──────── Data section

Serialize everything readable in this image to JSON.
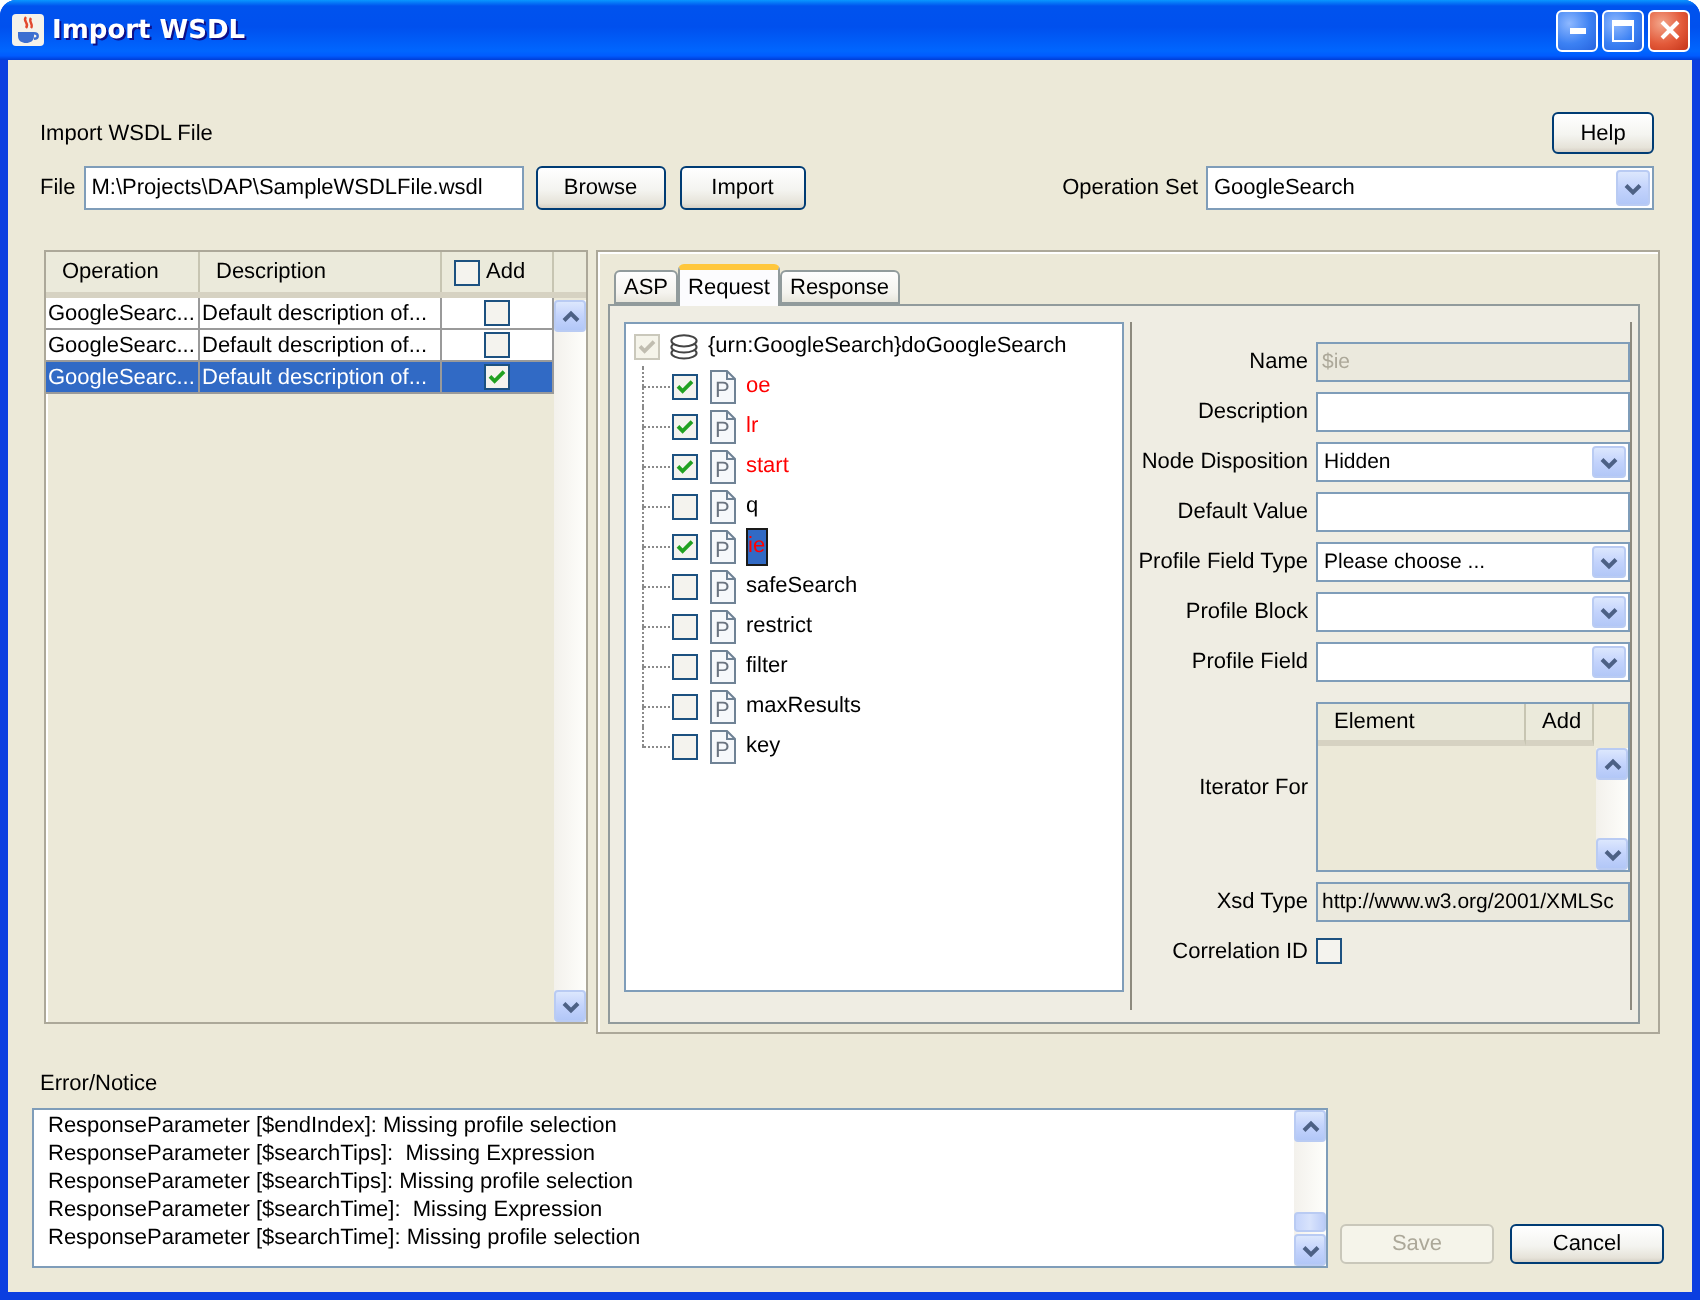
{
  "window": {
    "title": "Import WSDL"
  },
  "import": {
    "heading": "Import WSDL File",
    "help_button": "Help",
    "file_label": "File",
    "file_path": "M:\\Projects\\DAP\\SampleWSDLFile.wsdl",
    "browse_button": "Browse",
    "import_button": "Import",
    "operation_set_label": "Operation Set",
    "operation_set": "GoogleSearch"
  },
  "operations": {
    "columns": [
      {
        "label": "Operation",
        "kind": "text"
      },
      {
        "label": "Description",
        "kind": "text"
      },
      {
        "label": "Add",
        "kind": "checkbox",
        "checked": false
      }
    ],
    "rows": [
      {
        "operation": "GoogleSearc...",
        "description": "Default description of...",
        "add": false,
        "selected": false
      },
      {
        "operation": "GoogleSearc...",
        "description": "Default description of...",
        "add": false,
        "selected": false
      },
      {
        "operation": "GoogleSearc...",
        "description": "Default description of...",
        "add": true,
        "selected": true
      }
    ]
  },
  "tabs": [
    {
      "label": "ASP",
      "selected": false
    },
    {
      "label": "Request",
      "selected": true
    },
    {
      "label": "Response",
      "selected": false
    }
  ],
  "request_tree": {
    "label": "{urn:GoogleSearch}doGoogleSearch",
    "checked": true,
    "disabled": true,
    "selected": false,
    "children": [
      {
        "label": "oe",
        "badge": "P",
        "checked": true,
        "error": true,
        "selected": false
      },
      {
        "label": "lr",
        "badge": "P",
        "checked": true,
        "error": true,
        "selected": false
      },
      {
        "label": "start",
        "badge": "P",
        "checked": true,
        "error": true,
        "selected": false
      },
      {
        "label": "q",
        "badge": "P",
        "checked": false,
        "error": false,
        "selected": false
      },
      {
        "label": "ie",
        "badge": "P",
        "checked": true,
        "error": true,
        "selected": true
      },
      {
        "label": "safeSearch",
        "badge": "P",
        "checked": false,
        "error": false,
        "selected": false
      },
      {
        "label": "restrict",
        "badge": "P",
        "checked": false,
        "error": false,
        "selected": false
      },
      {
        "label": "filter",
        "badge": "P",
        "checked": false,
        "error": false,
        "selected": false
      },
      {
        "label": "maxResults",
        "badge": "P",
        "checked": false,
        "error": false,
        "selected": false
      },
      {
        "label": "key",
        "badge": "P",
        "checked": false,
        "error": false,
        "selected": false
      }
    ]
  },
  "properties": [
    {
      "kind": "text",
      "label": "Name",
      "value": "$ie",
      "disabled": true,
      "editable": false
    },
    {
      "kind": "text",
      "label": "Description",
      "disabled": false,
      "editable": true
    },
    {
      "kind": "combo",
      "label": "Node Disposition",
      "value": "Hidden"
    },
    {
      "kind": "text",
      "label": "Default Value",
      "disabled": false,
      "editable": true
    },
    {
      "kind": "combo",
      "label": "Profile Field Type",
      "value": "Please choose ..."
    },
    {
      "kind": "combo",
      "label": "Profile Block"
    },
    {
      "kind": "combo",
      "label": "Profile Field"
    },
    {
      "kind": "table",
      "label": "Iterator For",
      "columns": [
        "Element",
        "Add"
      ]
    },
    {
      "kind": "text",
      "label": "Xsd Type",
      "value": "http://www.w3.org/2001/XMLSc",
      "disabled": false,
      "editable": false
    },
    {
      "kind": "checkbox",
      "label": "Correlation ID",
      "checked": false
    }
  ],
  "notices": {
    "label": "Error/Notice",
    "lines": [
      "ResponseParameter [$endIndex]: Missing profile selection",
      "ResponseParameter [$searchTips]:  Missing Expression",
      "ResponseParameter [$searchTips]: Missing profile selection",
      "ResponseParameter [$searchTime]:  Missing Expression",
      "ResponseParameter [$searchTime]: Missing profile selection"
    ]
  },
  "buttons": [
    {
      "label": "Save",
      "disabled": true
    },
    {
      "label": "Cancel",
      "disabled": false
    }
  ]
}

────────────────

Challenge>
Repeat the entries exactly and keep the pictures out of the copy.

Response for this exercise>
Serialize everything readable in this image to JSON.
{
  "window": {
    "title": "Import WSDL"
  },
  "import": {
    "heading": "Import WSDL File",
    "help_button": "Help",
    "file_label": "File",
    "file_path": "M:\\Projects\\DAP\\SampleWSDLFile.wsdl",
    "browse_button": "Browse",
    "import_button": "Import",
    "operation_set_label": "Operation Set",
    "operation_set": "GoogleSearch"
  },
  "operations": {
    "columns": [
      {
        "label": "Operation",
        "kind": "text"
      },
      {
        "label": "Description",
        "kind": "text"
      },
      {
        "label": "Add",
        "kind": "checkbox",
        "checked": false
      }
    ],
    "rows": [
      {
        "operation": "GoogleSearc...",
        "description": "Default description of...",
        "add": false,
        "selected": false
      },
      {
        "operation": "GoogleSearc...",
        "description": "Default description of...",
        "add": false,
        "selected": false
      },
      {
        "operation": "GoogleSearc...",
        "description": "Default description of...",
        "add": true,
        "selected": true
      }
    ]
  },
  "tabs": [
    {
      "label": "ASP",
      "selected": false
    },
    {
      "label": "Request",
      "selected": true
    },
    {
      "label": "Response",
      "selected": false
    }
  ],
  "request_tree": {
    "label": "{urn:GoogleSearch}doGoogleSearch",
    "checked": true,
    "disabled": true,
    "selected": false,
    "children": [
      {
        "label": "oe",
        "badge": "P",
        "checked": true,
        "error": true,
        "selected": false
      },
      {
        "label": "lr",
        "badge": "P",
        "checked": true,
        "error": true,
        "selected": false
      },
      {
        "label": "start",
        "badge": "P",
        "checked": true,
        "error": true,
        "selected": false
      },
      {
        "label": "q",
        "badge": "P",
        "checked": false,
        "error": false,
        "selected": false
      },
      {
        "label": "ie",
        "badge": "P",
        "checked": true,
        "error": true,
        "selected": true
      },
      {
        "label": "safeSearch",
        "badge": "P",
        "checked": false,
        "error": false,
        "selected": false
      },
      {
        "label": "restrict",
        "badge": "P",
        "checked": false,
        "error": false,
        "selected": false
      },
      {
        "label": "filter",
        "badge": "P",
        "checked": false,
        "error": false,
        "selected": false
      },
      {
        "label": "maxResults",
        "badge": "P",
        "checked": false,
        "error": false,
        "selected": false
      },
      {
        "label": "key",
        "badge": "P",
        "checked": false,
        "error": false,
        "selected": false
      }
    ]
  },
  "properties": [
    {
      "kind": "text",
      "label": "Name",
      "value": "$ie",
      "disabled": true,
      "editable": false
    },
    {
      "kind": "text",
      "label": "Description",
      "disabled": false,
      "editable": true
    },
    {
      "kind": "combo",
      "label": "Node Disposition",
      "value": "Hidden"
    },
    {
      "kind": "text",
      "label": "Default Value",
      "disabled": false,
      "editable": true
    },
    {
      "kind": "combo",
      "label": "Profile Field Type",
      "value": "Please choose ..."
    },
    {
      "kind": "combo",
      "label": "Profile Block"
    },
    {
      "kind": "combo",
      "label": "Profile Field"
    },
    {
      "kind": "table",
      "label": "Iterator For",
      "columns": [
        "Element",
        "Add"
      ]
    },
    {
      "kind": "text",
      "label": "Xsd Type",
      "value": "http://www.w3.org/2001/XMLSc",
      "disabled": false,
      "editable": false
    },
    {
      "kind": "checkbox",
      "label": "Correlation ID",
      "checked": false
    }
  ],
  "notices": {
    "label": "Error/Notice",
    "lines": [
      "ResponseParameter [$endIndex]: Missing profile selection",
      "ResponseParameter [$searchTips]:  Missing Expression",
      "ResponseParameter [$searchTips]: Missing profile selection",
      "ResponseParameter [$searchTime]:  Missing Expression",
      "ResponseParameter [$searchTime]: Missing profile selection"
    ]
  },
  "buttons": [
    {
      "label": "Save",
      "disabled": true
    },
    {
      "label": "Cancel",
      "disabled": false
    }
  ]
}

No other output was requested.